══ DATA FOR THIS TASK
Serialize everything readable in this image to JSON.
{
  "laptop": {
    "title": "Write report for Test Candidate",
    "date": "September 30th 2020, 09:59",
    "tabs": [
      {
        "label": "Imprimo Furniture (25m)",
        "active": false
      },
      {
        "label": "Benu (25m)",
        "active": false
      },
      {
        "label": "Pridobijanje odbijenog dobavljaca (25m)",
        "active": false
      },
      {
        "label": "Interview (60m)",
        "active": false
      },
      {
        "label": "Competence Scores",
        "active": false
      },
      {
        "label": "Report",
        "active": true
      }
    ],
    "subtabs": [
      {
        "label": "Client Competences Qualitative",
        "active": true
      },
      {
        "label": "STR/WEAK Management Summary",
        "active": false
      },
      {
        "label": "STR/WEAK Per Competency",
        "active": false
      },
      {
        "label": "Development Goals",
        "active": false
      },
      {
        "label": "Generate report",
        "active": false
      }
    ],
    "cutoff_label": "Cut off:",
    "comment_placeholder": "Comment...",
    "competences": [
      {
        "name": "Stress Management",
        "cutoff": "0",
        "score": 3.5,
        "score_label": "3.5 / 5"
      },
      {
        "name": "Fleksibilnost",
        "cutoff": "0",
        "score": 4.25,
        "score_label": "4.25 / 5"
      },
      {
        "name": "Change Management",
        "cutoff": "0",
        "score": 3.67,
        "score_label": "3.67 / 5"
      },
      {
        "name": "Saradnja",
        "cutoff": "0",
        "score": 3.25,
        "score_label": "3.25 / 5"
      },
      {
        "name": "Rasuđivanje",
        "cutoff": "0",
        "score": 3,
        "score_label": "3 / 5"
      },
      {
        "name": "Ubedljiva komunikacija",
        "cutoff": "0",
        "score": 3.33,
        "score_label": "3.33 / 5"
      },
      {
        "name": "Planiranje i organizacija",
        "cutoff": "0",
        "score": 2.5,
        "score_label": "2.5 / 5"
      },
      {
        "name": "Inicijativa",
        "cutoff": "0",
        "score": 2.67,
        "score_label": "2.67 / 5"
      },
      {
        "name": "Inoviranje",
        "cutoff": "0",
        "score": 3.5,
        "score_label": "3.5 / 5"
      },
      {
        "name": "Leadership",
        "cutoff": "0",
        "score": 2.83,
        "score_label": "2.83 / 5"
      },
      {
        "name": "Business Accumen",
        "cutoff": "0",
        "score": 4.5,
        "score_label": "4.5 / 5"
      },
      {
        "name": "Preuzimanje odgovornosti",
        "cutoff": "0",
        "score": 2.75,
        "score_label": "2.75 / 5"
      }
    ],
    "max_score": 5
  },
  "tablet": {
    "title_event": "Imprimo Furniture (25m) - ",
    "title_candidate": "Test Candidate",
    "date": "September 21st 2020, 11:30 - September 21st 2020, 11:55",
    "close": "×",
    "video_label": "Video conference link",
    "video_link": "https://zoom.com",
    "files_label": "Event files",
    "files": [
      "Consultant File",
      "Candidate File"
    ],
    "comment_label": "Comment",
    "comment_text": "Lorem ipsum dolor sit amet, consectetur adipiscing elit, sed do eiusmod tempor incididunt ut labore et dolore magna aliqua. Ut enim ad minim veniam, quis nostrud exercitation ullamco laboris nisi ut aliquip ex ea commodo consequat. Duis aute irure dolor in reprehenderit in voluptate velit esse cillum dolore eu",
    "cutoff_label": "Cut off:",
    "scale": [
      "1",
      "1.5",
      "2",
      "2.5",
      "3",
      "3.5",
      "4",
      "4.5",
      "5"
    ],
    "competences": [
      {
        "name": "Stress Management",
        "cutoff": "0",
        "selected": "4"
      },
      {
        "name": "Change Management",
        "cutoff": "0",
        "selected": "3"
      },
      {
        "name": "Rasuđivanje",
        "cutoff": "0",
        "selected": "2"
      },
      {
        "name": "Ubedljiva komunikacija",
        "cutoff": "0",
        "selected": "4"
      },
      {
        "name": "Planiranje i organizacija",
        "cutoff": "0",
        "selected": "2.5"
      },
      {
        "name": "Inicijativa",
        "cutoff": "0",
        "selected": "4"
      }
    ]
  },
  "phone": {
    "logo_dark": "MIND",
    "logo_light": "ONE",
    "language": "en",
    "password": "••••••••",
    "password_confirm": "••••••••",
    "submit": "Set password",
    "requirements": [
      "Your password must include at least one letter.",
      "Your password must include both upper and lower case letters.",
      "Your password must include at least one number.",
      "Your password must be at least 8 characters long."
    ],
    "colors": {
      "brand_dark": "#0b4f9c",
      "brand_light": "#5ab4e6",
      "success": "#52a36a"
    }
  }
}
════
[EXERCISE AIM]
Which lines in the data above contain "Imprimo"? Show each one.

[TASK ANSWER]
        "label": "Imprimo Furniture (25m)",
    "title_event": "Imprimo Furniture (25m) - ",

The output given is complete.